═══ RECORDS ═══

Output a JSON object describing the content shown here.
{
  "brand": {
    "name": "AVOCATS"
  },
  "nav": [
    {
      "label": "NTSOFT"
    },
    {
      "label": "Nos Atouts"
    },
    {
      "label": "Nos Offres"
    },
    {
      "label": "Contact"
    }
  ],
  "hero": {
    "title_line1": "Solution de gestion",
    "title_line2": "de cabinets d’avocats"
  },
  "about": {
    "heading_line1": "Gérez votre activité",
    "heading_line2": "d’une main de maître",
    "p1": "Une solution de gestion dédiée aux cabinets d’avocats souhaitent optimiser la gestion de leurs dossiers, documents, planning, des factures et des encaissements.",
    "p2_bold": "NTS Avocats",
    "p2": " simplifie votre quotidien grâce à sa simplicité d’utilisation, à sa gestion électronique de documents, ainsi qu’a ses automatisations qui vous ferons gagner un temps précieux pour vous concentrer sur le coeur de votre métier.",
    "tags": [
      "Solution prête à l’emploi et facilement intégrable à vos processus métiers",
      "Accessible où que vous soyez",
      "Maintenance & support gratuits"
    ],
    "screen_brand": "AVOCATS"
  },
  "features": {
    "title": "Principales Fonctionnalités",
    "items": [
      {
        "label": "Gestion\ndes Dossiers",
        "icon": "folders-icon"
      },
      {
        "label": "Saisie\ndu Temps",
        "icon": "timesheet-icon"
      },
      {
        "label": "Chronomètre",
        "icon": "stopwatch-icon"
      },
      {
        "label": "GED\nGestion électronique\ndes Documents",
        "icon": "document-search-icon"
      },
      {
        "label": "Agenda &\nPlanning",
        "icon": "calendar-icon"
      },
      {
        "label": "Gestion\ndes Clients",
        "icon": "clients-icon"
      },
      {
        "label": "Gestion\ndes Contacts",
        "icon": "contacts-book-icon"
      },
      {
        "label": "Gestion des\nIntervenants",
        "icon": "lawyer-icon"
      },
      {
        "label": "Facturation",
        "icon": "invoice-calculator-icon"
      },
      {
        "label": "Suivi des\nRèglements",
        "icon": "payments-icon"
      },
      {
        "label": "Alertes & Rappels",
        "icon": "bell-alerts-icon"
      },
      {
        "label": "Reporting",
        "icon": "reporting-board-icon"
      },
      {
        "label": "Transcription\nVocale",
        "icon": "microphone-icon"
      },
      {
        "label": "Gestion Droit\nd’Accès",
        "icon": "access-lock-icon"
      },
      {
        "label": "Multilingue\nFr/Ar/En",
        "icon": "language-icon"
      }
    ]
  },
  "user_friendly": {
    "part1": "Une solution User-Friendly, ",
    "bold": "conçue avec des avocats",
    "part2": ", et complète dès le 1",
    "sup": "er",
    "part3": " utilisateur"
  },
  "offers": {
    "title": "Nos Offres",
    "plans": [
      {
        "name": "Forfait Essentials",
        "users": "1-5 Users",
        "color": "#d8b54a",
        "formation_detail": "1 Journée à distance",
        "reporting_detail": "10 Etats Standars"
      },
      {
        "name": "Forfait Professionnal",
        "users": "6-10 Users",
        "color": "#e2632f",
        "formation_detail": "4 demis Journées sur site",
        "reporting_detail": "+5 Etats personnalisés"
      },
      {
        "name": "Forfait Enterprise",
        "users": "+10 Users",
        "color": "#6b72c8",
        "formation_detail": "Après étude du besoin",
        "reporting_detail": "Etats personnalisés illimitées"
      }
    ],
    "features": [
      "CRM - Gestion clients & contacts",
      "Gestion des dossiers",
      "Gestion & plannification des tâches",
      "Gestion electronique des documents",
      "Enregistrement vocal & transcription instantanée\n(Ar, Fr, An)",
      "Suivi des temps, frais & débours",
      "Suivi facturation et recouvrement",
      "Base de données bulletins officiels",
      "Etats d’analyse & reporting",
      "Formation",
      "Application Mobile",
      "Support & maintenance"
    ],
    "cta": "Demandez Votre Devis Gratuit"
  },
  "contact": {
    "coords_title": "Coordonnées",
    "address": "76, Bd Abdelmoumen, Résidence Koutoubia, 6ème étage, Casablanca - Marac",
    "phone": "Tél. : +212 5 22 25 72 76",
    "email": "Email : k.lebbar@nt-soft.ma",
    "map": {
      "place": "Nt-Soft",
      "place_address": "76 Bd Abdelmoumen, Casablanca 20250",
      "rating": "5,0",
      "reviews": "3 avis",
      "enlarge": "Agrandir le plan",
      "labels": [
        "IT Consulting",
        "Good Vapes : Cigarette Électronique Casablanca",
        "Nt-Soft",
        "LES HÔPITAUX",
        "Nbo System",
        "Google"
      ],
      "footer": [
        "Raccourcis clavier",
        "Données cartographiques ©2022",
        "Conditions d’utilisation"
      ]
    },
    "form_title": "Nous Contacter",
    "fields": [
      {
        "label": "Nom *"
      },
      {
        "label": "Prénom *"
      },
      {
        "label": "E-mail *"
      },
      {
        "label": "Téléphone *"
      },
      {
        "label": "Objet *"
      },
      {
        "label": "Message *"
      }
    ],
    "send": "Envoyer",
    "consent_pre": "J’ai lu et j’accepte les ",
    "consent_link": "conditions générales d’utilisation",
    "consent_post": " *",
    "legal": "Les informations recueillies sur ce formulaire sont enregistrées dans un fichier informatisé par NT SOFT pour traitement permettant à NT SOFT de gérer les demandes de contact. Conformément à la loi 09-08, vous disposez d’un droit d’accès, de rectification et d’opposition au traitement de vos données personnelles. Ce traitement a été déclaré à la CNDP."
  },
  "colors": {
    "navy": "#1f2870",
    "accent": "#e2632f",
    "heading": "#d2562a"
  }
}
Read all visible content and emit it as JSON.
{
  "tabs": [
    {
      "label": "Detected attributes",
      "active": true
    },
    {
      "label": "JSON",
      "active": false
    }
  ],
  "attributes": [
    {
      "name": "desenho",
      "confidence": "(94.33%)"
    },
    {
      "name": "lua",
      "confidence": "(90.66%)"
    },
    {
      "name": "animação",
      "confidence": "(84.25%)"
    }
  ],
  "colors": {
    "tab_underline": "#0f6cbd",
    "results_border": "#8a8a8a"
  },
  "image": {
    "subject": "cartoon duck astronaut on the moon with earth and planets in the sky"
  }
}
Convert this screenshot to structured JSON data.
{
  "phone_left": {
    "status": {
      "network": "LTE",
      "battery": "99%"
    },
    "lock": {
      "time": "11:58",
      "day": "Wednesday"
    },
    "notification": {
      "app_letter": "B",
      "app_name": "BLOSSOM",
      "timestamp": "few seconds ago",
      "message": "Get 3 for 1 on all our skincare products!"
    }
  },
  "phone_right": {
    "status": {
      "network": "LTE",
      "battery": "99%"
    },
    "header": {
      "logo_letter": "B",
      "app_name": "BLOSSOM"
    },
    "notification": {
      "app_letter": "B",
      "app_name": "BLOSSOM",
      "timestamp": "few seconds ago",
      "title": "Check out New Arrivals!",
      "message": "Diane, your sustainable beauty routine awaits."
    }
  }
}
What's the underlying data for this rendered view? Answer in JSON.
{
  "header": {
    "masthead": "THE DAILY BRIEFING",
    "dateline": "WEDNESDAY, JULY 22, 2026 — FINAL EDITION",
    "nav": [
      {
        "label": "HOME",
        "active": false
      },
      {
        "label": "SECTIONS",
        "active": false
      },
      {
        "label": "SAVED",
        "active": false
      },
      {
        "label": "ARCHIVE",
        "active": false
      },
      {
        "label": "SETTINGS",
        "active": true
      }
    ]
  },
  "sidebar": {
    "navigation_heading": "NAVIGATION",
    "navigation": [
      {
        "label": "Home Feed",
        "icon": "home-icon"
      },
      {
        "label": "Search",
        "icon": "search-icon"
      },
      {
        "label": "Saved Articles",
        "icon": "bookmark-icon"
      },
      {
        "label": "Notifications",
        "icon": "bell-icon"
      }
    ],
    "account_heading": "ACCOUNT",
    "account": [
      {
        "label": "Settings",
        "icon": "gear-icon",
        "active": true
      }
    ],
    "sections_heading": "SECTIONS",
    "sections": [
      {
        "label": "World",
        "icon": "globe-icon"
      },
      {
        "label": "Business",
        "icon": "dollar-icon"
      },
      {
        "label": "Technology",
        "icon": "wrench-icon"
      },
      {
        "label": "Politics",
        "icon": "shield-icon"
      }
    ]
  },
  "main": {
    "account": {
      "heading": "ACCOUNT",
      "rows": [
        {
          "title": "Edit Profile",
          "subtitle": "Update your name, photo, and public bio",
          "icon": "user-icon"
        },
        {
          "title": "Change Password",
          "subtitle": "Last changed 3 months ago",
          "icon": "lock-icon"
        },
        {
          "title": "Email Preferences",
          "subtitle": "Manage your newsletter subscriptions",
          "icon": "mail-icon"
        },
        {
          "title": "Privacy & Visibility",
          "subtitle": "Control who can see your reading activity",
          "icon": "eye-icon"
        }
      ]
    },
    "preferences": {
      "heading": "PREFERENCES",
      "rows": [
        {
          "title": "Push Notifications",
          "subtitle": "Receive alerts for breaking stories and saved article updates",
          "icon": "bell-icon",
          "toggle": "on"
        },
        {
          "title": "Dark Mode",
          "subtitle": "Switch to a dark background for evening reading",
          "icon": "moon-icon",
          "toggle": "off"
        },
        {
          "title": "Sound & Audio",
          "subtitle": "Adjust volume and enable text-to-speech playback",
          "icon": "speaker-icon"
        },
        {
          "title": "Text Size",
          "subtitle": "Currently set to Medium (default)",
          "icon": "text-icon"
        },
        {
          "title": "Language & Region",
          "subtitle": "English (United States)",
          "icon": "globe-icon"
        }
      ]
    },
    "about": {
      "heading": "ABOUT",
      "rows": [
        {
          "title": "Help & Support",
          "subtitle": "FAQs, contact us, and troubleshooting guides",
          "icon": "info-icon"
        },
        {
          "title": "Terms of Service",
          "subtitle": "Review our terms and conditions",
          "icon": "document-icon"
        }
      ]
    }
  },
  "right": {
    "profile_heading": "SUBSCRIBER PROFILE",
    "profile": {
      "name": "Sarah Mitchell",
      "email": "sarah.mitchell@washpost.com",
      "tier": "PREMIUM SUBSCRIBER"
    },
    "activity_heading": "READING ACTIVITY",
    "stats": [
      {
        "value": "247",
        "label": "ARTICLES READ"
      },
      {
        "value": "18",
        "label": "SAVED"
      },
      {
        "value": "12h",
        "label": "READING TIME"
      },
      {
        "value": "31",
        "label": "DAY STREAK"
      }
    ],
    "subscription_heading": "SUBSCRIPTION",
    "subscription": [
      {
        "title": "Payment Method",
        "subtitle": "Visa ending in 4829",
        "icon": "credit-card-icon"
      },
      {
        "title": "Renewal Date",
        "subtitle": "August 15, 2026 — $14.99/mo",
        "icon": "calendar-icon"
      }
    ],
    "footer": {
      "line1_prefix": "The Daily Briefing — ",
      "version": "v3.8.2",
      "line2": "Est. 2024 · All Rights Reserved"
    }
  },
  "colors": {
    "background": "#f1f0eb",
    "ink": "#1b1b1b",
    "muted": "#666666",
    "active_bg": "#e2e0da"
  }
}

═══

> _GIVEN PROBLEM_
Go through the listing above and return every line where the word "lock" occurs.

> _ANSWER FOR THIS EXERCISE_
        "icon": "access-lock-icon"
    "lock": {
          "icon": "lock-icon"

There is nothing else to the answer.